__Task description__
Your task is to gather the lines below that hold the string "JSON".

__Exercise material__
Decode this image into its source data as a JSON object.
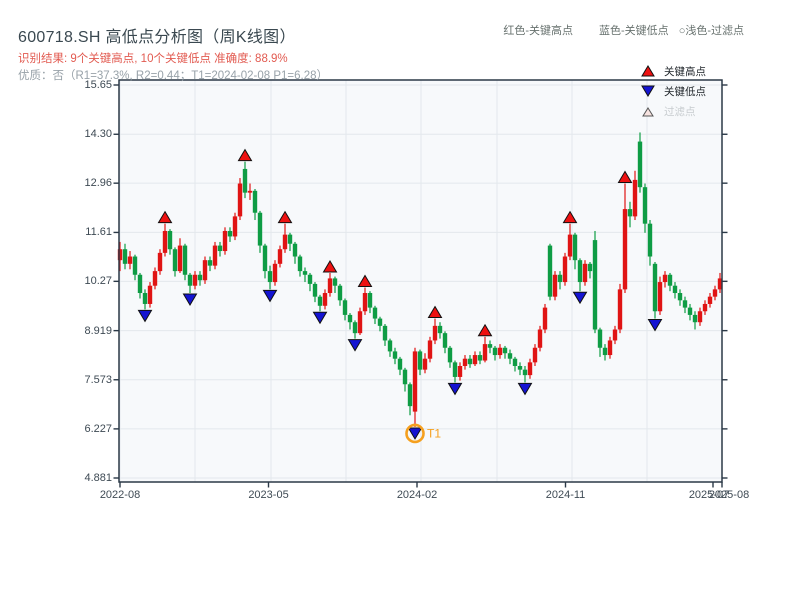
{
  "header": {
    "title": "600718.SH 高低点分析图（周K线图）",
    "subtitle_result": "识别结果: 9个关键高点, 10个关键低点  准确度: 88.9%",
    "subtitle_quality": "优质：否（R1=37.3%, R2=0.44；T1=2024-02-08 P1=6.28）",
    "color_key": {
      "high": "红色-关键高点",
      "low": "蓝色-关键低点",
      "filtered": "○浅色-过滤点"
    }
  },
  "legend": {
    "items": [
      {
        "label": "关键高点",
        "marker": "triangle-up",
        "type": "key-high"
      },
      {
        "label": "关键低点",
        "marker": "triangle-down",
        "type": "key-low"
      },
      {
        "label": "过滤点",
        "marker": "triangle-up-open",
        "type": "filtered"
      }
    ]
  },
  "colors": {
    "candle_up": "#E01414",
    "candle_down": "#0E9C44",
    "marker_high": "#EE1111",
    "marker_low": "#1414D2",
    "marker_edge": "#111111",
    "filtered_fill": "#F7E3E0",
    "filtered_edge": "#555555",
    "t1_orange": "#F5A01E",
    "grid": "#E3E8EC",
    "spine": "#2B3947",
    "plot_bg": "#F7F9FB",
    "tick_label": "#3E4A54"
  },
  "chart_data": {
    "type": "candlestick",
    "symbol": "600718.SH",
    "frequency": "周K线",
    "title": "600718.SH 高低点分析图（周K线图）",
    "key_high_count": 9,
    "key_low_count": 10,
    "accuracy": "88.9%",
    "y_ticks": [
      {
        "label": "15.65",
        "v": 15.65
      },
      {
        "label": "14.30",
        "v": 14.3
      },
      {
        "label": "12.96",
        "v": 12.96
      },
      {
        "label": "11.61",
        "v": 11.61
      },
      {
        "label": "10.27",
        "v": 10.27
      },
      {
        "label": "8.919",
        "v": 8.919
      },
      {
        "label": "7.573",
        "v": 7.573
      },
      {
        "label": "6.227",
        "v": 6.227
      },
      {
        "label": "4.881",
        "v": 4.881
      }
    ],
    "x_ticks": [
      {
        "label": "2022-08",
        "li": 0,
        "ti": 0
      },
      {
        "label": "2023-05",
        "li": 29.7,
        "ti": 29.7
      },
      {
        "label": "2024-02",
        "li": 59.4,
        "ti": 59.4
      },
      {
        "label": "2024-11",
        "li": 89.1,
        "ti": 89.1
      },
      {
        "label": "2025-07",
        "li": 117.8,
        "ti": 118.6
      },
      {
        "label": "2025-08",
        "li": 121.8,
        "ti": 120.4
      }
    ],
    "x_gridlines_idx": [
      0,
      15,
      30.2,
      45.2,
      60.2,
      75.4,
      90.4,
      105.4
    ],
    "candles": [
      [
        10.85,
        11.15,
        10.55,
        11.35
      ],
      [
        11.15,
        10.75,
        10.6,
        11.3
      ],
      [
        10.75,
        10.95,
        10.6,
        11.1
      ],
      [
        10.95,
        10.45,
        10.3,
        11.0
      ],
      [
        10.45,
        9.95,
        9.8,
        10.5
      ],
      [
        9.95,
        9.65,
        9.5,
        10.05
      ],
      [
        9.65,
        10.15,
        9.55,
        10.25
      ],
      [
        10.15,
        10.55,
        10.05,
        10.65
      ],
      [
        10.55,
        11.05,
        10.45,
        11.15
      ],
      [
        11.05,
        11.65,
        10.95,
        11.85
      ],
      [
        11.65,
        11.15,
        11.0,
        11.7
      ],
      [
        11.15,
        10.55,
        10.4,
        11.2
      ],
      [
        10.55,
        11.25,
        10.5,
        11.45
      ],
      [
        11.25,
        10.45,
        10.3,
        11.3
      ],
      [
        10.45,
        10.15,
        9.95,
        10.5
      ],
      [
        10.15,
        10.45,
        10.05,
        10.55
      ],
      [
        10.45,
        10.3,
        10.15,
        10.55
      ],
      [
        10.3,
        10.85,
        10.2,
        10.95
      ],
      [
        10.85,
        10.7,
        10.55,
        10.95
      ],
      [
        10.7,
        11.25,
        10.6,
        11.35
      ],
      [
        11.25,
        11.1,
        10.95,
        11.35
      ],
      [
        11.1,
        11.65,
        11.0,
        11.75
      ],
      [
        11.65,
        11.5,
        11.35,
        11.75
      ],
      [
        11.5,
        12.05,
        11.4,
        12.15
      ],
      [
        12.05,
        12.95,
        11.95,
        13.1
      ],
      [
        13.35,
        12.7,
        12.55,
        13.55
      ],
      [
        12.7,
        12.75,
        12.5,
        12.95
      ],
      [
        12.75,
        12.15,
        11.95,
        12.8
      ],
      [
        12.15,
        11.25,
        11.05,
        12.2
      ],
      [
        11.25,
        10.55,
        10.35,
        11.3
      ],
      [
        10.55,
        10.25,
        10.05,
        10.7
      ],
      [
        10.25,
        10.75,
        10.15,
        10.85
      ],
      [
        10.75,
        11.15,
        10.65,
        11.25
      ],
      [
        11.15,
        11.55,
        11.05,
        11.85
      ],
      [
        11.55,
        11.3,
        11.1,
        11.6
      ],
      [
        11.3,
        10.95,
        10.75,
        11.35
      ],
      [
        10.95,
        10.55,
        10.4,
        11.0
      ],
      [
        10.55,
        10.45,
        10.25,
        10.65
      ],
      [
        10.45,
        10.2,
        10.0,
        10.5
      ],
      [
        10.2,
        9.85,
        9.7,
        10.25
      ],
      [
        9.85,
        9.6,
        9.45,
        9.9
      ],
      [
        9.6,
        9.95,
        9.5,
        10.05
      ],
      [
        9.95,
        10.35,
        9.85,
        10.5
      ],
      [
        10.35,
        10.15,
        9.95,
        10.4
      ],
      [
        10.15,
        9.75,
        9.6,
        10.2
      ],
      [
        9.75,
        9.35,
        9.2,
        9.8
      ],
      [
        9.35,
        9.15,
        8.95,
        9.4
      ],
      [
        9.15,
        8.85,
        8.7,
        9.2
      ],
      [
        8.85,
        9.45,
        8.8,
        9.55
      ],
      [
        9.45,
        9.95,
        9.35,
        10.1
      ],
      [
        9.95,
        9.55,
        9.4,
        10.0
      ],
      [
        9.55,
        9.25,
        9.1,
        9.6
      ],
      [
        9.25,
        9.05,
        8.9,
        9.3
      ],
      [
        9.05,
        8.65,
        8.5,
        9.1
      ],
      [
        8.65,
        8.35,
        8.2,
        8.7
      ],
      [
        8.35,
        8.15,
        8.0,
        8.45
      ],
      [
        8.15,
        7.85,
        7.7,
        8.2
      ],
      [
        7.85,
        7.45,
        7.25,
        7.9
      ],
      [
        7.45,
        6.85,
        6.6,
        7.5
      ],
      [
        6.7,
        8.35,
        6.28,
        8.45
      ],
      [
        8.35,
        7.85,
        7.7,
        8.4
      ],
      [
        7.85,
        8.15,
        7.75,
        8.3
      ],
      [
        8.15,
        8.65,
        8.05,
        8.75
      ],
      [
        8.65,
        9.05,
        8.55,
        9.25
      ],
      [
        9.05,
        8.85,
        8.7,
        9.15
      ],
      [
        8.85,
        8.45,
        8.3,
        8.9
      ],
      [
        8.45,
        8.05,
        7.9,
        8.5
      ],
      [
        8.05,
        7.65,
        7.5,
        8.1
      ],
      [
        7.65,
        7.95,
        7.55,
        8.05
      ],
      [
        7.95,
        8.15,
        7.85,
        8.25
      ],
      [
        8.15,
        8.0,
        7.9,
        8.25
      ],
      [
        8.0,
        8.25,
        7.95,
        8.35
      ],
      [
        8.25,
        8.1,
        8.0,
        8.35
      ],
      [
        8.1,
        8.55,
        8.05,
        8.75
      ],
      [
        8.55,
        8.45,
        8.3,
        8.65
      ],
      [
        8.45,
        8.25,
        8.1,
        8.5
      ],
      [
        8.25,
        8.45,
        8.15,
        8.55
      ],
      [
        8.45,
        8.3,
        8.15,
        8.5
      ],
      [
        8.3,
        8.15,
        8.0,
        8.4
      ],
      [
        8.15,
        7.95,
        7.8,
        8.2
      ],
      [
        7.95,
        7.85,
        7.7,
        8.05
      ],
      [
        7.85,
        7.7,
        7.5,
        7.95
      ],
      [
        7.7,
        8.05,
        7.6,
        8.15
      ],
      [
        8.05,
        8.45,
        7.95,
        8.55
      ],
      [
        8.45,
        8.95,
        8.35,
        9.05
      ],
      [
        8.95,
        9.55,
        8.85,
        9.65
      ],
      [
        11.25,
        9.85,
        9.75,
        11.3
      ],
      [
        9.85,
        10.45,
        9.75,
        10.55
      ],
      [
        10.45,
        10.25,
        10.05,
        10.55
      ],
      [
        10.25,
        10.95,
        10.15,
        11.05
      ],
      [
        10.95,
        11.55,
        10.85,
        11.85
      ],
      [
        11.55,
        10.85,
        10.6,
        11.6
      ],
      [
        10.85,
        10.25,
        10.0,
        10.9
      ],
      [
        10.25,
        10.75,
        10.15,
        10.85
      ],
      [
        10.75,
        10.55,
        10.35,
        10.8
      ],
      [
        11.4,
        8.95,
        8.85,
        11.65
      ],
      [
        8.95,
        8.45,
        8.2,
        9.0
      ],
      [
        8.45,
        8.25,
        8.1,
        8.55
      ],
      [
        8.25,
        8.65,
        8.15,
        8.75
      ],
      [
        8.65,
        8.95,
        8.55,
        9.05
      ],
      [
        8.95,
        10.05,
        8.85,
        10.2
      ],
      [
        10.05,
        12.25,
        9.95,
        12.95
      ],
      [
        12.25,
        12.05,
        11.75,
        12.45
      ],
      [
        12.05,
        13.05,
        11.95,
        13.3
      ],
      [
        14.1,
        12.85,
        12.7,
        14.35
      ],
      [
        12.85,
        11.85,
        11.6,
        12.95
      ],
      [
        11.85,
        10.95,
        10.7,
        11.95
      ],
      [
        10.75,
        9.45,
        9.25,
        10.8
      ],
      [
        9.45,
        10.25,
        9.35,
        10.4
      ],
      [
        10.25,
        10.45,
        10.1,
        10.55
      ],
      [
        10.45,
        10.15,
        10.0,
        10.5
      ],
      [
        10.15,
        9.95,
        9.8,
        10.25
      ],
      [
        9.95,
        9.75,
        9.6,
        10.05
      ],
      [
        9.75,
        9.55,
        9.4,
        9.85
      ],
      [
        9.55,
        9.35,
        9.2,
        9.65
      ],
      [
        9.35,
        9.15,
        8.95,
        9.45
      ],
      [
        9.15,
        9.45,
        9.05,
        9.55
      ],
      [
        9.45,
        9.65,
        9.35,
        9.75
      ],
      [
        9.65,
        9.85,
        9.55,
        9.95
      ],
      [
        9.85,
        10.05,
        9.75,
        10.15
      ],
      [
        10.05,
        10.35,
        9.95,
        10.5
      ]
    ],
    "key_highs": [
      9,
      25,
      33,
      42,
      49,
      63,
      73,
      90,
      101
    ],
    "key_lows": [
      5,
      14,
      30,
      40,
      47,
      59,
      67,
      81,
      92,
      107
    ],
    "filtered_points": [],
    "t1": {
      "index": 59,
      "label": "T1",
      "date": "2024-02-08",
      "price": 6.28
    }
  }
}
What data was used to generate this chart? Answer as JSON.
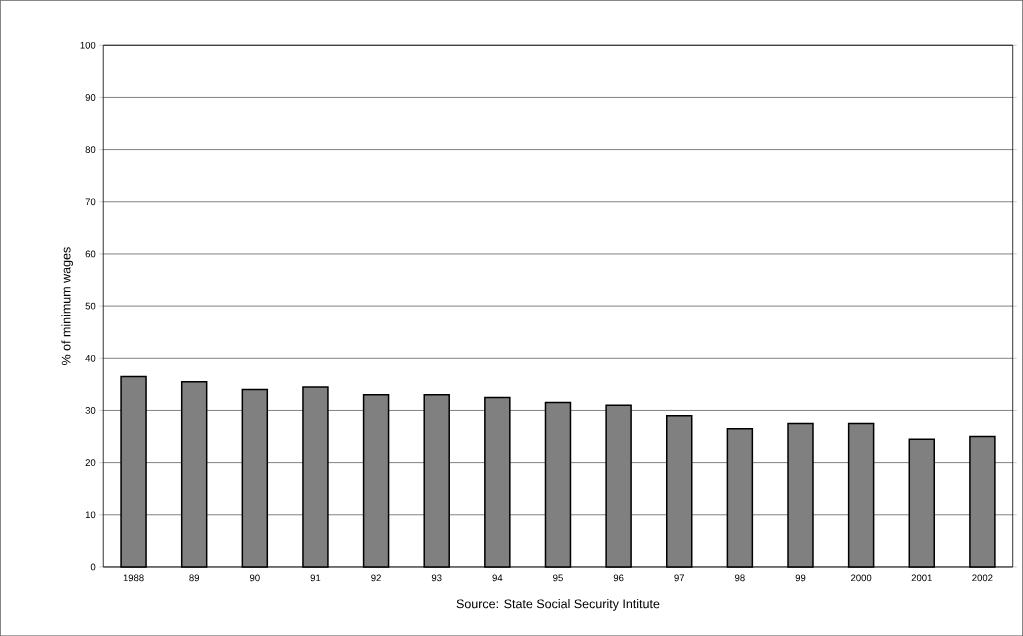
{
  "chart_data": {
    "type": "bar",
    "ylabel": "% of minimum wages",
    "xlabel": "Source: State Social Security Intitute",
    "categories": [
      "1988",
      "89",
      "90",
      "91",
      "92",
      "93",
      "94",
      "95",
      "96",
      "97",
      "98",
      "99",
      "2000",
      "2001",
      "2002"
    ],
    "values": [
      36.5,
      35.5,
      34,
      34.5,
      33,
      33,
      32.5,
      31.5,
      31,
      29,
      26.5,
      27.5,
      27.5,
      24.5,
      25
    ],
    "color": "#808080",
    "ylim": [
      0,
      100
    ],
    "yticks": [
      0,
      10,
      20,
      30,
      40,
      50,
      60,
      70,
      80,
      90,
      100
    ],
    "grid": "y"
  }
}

__Correct answer__
Decode this image into its source data as a JSON object.
What data was used to generate this chart? Answer as JSON.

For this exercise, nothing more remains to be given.